◆ Stated task:
The data below is to be returned in full and exactly.

Stored items from a collection:
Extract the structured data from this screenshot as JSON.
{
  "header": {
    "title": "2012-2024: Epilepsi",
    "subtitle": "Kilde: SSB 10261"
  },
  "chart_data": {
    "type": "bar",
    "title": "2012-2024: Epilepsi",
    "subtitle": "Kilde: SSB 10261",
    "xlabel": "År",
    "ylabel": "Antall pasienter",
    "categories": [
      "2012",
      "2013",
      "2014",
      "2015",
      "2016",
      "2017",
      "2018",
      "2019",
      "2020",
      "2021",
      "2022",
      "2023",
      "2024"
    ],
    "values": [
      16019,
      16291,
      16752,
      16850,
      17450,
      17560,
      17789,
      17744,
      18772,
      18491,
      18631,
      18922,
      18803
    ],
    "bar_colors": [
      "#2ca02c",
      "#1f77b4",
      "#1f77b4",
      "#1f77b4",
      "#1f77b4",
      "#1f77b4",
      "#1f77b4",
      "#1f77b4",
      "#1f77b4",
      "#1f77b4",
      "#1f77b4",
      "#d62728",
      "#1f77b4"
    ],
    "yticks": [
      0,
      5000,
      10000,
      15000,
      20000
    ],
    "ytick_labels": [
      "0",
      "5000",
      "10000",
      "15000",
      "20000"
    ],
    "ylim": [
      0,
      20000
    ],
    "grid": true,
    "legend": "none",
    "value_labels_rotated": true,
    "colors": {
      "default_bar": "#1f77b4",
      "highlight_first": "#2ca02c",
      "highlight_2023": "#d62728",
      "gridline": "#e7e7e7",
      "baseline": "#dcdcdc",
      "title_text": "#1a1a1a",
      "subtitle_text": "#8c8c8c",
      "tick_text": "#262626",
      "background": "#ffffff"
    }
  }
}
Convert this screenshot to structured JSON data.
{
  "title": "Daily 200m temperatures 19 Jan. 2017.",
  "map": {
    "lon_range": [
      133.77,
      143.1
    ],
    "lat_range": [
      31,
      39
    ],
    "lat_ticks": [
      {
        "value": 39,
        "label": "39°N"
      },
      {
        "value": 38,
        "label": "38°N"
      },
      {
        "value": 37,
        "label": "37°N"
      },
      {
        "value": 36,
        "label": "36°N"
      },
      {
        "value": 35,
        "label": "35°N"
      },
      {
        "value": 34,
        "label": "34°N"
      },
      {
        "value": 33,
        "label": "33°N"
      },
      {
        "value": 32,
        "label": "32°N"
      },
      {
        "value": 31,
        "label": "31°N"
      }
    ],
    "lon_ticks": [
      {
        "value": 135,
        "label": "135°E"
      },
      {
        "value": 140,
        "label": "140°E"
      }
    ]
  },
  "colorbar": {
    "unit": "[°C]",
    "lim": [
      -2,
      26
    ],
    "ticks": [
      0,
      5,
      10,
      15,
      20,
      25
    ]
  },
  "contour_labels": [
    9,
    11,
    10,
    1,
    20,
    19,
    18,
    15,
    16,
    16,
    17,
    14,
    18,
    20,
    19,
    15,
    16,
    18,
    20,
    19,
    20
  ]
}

◆ The reply:
Extract the structured data from this screenshot as JSON.
{
  "header": {
    "title": "2012-2024: Epilepsi",
    "subtitle": "Kilde: SSB 10261"
  },
  "chart_data": {
    "type": "bar",
    "title": "2012-2024: Epilepsi",
    "subtitle": "Kilde: SSB 10261",
    "xlabel": "År",
    "ylabel": "Antall pasienter",
    "categories": [
      "2012",
      "2013",
      "2014",
      "2015",
      "2016",
      "2017",
      "2018",
      "2019",
      "2020",
      "2021",
      "2022",
      "2023",
      "2024"
    ],
    "values": [
      16019,
      16291,
      16752,
      16850,
      17450,
      17560,
      17789,
      17744,
      18772,
      18491,
      18631,
      18922,
      18803
    ],
    "bar_colors": [
      "#2ca02c",
      "#1f77b4",
      "#1f77b4",
      "#1f77b4",
      "#1f77b4",
      "#1f77b4",
      "#1f77b4",
      "#1f77b4",
      "#1f77b4",
      "#1f77b4",
      "#1f77b4",
      "#d62728",
      "#1f77b4"
    ],
    "yticks": [
      0,
      5000,
      10000,
      15000,
      20000
    ],
    "ytick_labels": [
      "0",
      "5000",
      "10000",
      "15000",
      "20000"
    ],
    "ylim": [
      0,
      20000
    ],
    "grid": true,
    "legend": "none",
    "value_labels_rotated": true,
    "colors": {
      "default_bar": "#1f77b4",
      "highlight_first": "#2ca02c",
      "highlight_2023": "#d62728",
      "gridline": "#e7e7e7",
      "baseline": "#dcdcdc",
      "title_text": "#1a1a1a",
      "subtitle_text": "#8c8c8c",
      "tick_text": "#262626",
      "background": "#ffffff"
    }
  }
}
Convert this screenshot to structured JSON data.
{
  "title": "Daily 200m temperatures 19 Jan. 2017.",
  "map": {
    "lon_range": [
      133.77,
      143.1
    ],
    "lat_range": [
      31,
      39
    ],
    "lat_ticks": [
      {
        "value": 39,
        "label": "39°N"
      },
      {
        "value": 38,
        "label": "38°N"
      },
      {
        "value": 37,
        "label": "37°N"
      },
      {
        "value": 36,
        "label": "36°N"
      },
      {
        "value": 35,
        "label": "35°N"
      },
      {
        "value": 34,
        "label": "34°N"
      },
      {
        "value": 33,
        "label": "33°N"
      },
      {
        "value": 32,
        "label": "32°N"
      },
      {
        "value": 31,
        "label": "31°N"
      }
    ],
    "lon_ticks": [
      {
        "value": 135,
        "label": "135°E"
      },
      {
        "value": 140,
        "label": "140°E"
      }
    ]
  },
  "colorbar": {
    "unit": "[°C]",
    "lim": [
      -2,
      26
    ],
    "ticks": [
      0,
      5,
      10,
      15,
      20,
      25
    ]
  },
  "contour_labels": [
    9,
    11,
    10,
    1,
    20,
    19,
    18,
    15,
    16,
    16,
    17,
    14,
    18,
    20,
    19,
    15,
    16,
    18,
    20,
    19,
    20
  ]
}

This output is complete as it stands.